THE PROBLEM: Examine the records and identify each line that includes the string "JSON". Copy those lines.

RECORDS SUPPLIED:
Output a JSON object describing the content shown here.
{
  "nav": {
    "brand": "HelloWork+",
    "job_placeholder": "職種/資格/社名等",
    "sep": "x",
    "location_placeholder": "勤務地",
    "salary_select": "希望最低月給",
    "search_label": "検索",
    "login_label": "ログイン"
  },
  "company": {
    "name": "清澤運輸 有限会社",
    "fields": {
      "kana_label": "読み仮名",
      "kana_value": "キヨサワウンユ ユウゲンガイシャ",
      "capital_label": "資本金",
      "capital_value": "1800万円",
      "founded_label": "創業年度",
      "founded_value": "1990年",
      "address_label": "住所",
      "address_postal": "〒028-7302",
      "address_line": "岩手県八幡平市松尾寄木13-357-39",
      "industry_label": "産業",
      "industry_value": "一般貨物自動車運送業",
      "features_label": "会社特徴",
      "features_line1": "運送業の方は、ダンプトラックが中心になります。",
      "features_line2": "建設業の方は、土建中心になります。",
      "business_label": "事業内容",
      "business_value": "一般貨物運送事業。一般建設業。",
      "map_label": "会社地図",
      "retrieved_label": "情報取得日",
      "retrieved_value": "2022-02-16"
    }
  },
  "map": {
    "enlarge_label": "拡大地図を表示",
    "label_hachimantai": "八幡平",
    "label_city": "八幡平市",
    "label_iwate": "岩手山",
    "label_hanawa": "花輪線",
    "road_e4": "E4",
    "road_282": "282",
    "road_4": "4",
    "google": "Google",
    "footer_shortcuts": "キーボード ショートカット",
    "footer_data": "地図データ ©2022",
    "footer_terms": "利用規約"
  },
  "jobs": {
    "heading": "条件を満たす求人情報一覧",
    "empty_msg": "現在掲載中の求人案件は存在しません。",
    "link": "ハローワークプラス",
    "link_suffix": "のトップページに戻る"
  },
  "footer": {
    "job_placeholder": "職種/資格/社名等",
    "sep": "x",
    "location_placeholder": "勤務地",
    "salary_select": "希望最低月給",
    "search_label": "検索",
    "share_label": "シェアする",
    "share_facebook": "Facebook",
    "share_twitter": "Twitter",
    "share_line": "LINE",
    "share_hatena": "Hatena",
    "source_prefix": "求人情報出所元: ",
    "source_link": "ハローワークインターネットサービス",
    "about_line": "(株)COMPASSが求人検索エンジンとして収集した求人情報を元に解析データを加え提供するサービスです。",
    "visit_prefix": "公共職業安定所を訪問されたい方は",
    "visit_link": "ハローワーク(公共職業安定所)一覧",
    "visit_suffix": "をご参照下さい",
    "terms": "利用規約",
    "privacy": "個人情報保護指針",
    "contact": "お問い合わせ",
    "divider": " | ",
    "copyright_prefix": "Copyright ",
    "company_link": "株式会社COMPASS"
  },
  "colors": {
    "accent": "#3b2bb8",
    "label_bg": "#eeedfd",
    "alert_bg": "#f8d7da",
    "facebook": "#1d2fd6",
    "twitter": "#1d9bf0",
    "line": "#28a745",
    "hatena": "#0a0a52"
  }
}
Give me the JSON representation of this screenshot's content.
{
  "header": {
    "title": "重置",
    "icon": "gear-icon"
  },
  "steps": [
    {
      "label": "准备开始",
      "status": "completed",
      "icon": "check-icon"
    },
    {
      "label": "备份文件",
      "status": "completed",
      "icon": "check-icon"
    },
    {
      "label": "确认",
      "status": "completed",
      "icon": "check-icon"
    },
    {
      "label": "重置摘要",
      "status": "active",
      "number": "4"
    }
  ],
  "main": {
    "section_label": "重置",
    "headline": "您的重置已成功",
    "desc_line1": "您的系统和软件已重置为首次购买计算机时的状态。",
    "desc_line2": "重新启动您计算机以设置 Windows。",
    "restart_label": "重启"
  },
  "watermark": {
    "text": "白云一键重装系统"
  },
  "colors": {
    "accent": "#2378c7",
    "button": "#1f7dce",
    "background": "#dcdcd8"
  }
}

RESULT OF THE TASK:
Output a JSON object describing the content shown here.
Give me the JSON representation of this screenshot's content.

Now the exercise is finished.